#### Task directions
All of the records below need to be copied exactly.

#### Records to use
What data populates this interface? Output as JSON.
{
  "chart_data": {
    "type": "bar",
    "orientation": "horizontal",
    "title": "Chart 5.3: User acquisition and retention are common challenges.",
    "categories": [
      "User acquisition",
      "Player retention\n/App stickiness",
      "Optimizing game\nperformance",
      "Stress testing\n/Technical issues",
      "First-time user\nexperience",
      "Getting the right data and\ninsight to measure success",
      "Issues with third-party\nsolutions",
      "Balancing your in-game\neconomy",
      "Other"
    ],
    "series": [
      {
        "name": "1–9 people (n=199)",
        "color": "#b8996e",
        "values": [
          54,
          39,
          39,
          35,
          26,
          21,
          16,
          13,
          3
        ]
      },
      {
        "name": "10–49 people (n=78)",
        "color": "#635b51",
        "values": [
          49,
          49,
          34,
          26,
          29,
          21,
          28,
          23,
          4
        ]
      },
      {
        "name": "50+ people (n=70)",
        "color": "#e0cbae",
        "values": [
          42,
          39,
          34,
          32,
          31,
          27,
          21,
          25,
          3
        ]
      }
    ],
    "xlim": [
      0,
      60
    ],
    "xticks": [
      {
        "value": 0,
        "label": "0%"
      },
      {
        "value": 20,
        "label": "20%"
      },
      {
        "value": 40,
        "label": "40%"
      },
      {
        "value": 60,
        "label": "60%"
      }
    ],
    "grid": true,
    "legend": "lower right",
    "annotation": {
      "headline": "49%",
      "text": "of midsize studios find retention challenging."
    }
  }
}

#### The output
What data populates this interface? Output as JSON.
{
  "chart_data": {
    "type": "bar",
    "orientation": "horizontal",
    "title": "Chart 5.3: User acquisition and retention are common challenges.",
    "categories": [
      "User acquisition",
      "Player retention\n/App stickiness",
      "Optimizing game\nperformance",
      "Stress testing\n/Technical issues",
      "First-time user\nexperience",
      "Getting the right data and\ninsight to measure success",
      "Issues with third-party\nsolutions",
      "Balancing your in-game\neconomy",
      "Other"
    ],
    "series": [
      {
        "name": "1–9 people (n=199)",
        "color": "#b8996e",
        "values": [
          54,
          39,
          39,
          35,
          26,
          21,
          16,
          13,
          3
        ]
      },
      {
        "name": "10–49 people (n=78)",
        "color": "#635b51",
        "values": [
          49,
          49,
          34,
          26,
          29,
          21,
          28,
          23,
          4
        ]
      },
      {
        "name": "50+ people (n=70)",
        "color": "#e0cbae",
        "values": [
          42,
          39,
          34,
          32,
          31,
          27,
          21,
          25,
          3
        ]
      }
    ],
    "xlim": [
      0,
      60
    ],
    "xticks": [
      {
        "value": 0,
        "label": "0%"
      },
      {
        "value": 20,
        "label": "20%"
      },
      {
        "value": 40,
        "label": "40%"
      },
      {
        "value": 60,
        "label": "60%"
      }
    ],
    "grid": true,
    "legend": "lower right",
    "annotation": {
      "headline": "49%",
      "text": "of midsize studios find retention challenging."
    }
  }
}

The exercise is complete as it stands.